Search the data below for "dalam"; list each line that holds it.

- [Data extract]

^^^^

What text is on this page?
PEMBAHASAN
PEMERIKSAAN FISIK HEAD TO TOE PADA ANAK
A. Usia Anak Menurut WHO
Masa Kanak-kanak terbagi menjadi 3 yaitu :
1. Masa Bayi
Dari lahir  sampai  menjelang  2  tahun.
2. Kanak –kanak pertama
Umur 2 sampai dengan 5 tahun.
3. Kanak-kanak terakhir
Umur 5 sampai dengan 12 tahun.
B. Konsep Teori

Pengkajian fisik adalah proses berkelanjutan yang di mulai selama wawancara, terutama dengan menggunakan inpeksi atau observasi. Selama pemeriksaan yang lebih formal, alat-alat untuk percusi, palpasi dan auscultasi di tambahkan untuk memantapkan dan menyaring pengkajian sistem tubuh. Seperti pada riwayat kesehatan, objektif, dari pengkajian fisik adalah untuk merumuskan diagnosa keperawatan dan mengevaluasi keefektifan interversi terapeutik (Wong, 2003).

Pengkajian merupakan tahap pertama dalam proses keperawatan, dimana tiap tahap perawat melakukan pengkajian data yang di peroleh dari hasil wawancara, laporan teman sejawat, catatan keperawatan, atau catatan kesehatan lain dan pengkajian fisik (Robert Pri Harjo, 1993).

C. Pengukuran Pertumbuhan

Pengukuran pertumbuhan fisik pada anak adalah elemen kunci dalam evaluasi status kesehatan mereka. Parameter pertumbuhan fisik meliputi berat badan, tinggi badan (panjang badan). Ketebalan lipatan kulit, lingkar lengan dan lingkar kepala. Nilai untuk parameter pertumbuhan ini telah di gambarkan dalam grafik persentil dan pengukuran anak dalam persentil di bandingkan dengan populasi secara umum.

^^^^

- [Response to this exercise]
Pengkajian merupakan tahap pertama dalam proses keperawatan, dimana tiap tahap perawat melakukan pengkajian data yang di peroleh dari hasil wawancara, laporan teman sejawat, catatan keperawatan, atau catatan kesehatan lain dan pengkajian fisik (Robert Pri Harjo, 1993).
Pengukuran pertumbuhan fisik pada anak adalah elemen kunci dalam evaluasi status kesehatan mereka. Parameter pertumbuhan fisik meliputi berat badan, tinggi badan (panjang badan). Ketebalan lipatan kulit, lingkar lengan dan lingkar kepala. Nilai untuk parameter pertumbuhan ini telah di gambarkan dalam grafik persentil dan pengukuran anak dalam persentil di bandingkan dengan populasi secara umum.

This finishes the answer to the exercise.